| Aim of the task |
Repeat every entry in the listing below, exactly.

____________

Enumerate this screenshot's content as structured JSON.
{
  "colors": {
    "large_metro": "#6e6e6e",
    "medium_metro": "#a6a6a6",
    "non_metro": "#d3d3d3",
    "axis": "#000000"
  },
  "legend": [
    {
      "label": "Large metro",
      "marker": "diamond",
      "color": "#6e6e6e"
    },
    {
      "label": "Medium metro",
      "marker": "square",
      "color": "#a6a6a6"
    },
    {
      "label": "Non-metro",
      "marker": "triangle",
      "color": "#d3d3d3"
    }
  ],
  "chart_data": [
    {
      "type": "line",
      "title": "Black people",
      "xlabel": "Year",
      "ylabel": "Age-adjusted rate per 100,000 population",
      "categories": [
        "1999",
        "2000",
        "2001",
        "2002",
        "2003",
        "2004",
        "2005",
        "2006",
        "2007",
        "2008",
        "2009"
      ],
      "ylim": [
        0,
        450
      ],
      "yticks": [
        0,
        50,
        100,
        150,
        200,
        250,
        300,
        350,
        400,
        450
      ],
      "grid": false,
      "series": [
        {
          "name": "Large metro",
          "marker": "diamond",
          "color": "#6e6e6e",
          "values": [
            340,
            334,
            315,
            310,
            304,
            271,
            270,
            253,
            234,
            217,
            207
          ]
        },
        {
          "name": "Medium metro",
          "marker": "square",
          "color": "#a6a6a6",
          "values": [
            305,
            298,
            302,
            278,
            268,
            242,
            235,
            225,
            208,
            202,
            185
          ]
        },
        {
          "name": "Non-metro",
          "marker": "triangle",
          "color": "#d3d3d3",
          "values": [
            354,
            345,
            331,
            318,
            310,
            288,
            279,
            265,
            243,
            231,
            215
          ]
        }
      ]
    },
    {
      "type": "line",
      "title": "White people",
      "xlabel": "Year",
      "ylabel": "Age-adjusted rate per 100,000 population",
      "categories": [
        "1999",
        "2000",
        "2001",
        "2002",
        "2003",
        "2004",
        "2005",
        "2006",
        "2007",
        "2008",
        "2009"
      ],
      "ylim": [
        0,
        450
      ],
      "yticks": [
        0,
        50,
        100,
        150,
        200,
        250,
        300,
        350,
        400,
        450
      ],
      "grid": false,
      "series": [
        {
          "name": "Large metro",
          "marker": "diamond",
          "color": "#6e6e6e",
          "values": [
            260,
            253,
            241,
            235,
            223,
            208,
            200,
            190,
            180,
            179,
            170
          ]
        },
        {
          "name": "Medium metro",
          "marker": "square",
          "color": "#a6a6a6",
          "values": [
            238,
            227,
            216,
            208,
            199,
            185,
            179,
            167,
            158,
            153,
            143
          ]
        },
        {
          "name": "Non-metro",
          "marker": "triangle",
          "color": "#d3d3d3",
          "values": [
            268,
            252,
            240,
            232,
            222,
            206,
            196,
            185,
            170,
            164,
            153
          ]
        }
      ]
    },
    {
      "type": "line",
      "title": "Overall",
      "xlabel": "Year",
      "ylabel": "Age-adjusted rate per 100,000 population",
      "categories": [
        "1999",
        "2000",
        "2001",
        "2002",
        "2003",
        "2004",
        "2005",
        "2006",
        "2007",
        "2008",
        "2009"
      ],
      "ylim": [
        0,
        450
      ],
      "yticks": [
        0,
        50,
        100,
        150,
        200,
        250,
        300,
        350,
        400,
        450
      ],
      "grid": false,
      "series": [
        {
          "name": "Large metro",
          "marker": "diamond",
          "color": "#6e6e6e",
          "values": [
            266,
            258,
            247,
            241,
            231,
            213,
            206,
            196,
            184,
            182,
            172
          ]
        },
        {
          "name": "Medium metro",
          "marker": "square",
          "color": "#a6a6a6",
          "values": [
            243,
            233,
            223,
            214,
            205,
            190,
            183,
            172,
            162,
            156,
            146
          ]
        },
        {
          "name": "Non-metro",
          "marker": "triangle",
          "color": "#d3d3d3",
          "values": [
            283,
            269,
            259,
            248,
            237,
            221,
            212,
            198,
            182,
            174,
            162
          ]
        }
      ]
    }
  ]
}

____________

| Answer to the task |
Enumerate this screenshot's content as structured JSON.
{
  "colors": {
    "large_metro": "#6e6e6e",
    "medium_metro": "#a6a6a6",
    "non_metro": "#d3d3d3",
    "axis": "#000000"
  },
  "legend": [
    {
      "label": "Large metro",
      "marker": "diamond",
      "color": "#6e6e6e"
    },
    {
      "label": "Medium metro",
      "marker": "square",
      "color": "#a6a6a6"
    },
    {
      "label": "Non-metro",
      "marker": "triangle",
      "color": "#d3d3d3"
    }
  ],
  "chart_data": [
    {
      "type": "line",
      "title": "Black people",
      "xlabel": "Year",
      "ylabel": "Age-adjusted rate per 100,000 population",
      "categories": [
        "1999",
        "2000",
        "2001",
        "2002",
        "2003",
        "2004",
        "2005",
        "2006",
        "2007",
        "2008",
        "2009"
      ],
      "ylim": [
        0,
        450
      ],
      "yticks": [
        0,
        50,
        100,
        150,
        200,
        250,
        300,
        350,
        400,
        450
      ],
      "grid": false,
      "series": [
        {
          "name": "Large metro",
          "marker": "diamond",
          "color": "#6e6e6e",
          "values": [
            340,
            334,
            315,
            310,
            304,
            271,
            270,
            253,
            234,
            217,
            207
          ]
        },
        {
          "name": "Medium metro",
          "marker": "square",
          "color": "#a6a6a6",
          "values": [
            305,
            298,
            302,
            278,
            268,
            242,
            235,
            225,
            208,
            202,
            185
          ]
        },
        {
          "name": "Non-metro",
          "marker": "triangle",
          "color": "#d3d3d3",
          "values": [
            354,
            345,
            331,
            318,
            310,
            288,
            279,
            265,
            243,
            231,
            215
          ]
        }
      ]
    },
    {
      "type": "line",
      "title": "White people",
      "xlabel": "Year",
      "ylabel": "Age-adjusted rate per 100,000 population",
      "categories": [
        "1999",
        "2000",
        "2001",
        "2002",
        "2003",
        "2004",
        "2005",
        "2006",
        "2007",
        "2008",
        "2009"
      ],
      "ylim": [
        0,
        450
      ],
      "yticks": [
        0,
        50,
        100,
        150,
        200,
        250,
        300,
        350,
        400,
        450
      ],
      "grid": false,
      "series": [
        {
          "name": "Large metro",
          "marker": "diamond",
          "color": "#6e6e6e",
          "values": [
            260,
            253,
            241,
            235,
            223,
            208,
            200,
            190,
            180,
            179,
            170
          ]
        },
        {
          "name": "Medium metro",
          "marker": "square",
          "color": "#a6a6a6",
          "values": [
            238,
            227,
            216,
            208,
            199,
            185,
            179,
            167,
            158,
            153,
            143
          ]
        },
        {
          "name": "Non-metro",
          "marker": "triangle",
          "color": "#d3d3d3",
          "values": [
            268,
            252,
            240,
            232,
            222,
            206,
            196,
            185,
            170,
            164,
            153
          ]
        }
      ]
    },
    {
      "type": "line",
      "title": "Overall",
      "xlabel": "Year",
      "ylabel": "Age-adjusted rate per 100,000 population",
      "categories": [
        "1999",
        "2000",
        "2001",
        "2002",
        "2003",
        "2004",
        "2005",
        "2006",
        "2007",
        "2008",
        "2009"
      ],
      "ylim": [
        0,
        450
      ],
      "yticks": [
        0,
        50,
        100,
        150,
        200,
        250,
        300,
        350,
        400,
        450
      ],
      "grid": false,
      "series": [
        {
          "name": "Large metro",
          "marker": "diamond",
          "color": "#6e6e6e",
          "values": [
            266,
            258,
            247,
            241,
            231,
            213,
            206,
            196,
            184,
            182,
            172
          ]
        },
        {
          "name": "Medium metro",
          "marker": "square",
          "color": "#a6a6a6",
          "values": [
            243,
            233,
            223,
            214,
            205,
            190,
            183,
            172,
            162,
            156,
            146
          ]
        },
        {
          "name": "Non-metro",
          "marker": "triangle",
          "color": "#d3d3d3",
          "values": [
            283,
            269,
            259,
            248,
            237,
            221,
            212,
            198,
            182,
            174,
            162
          ]
        }
      ]
    }
  ]
}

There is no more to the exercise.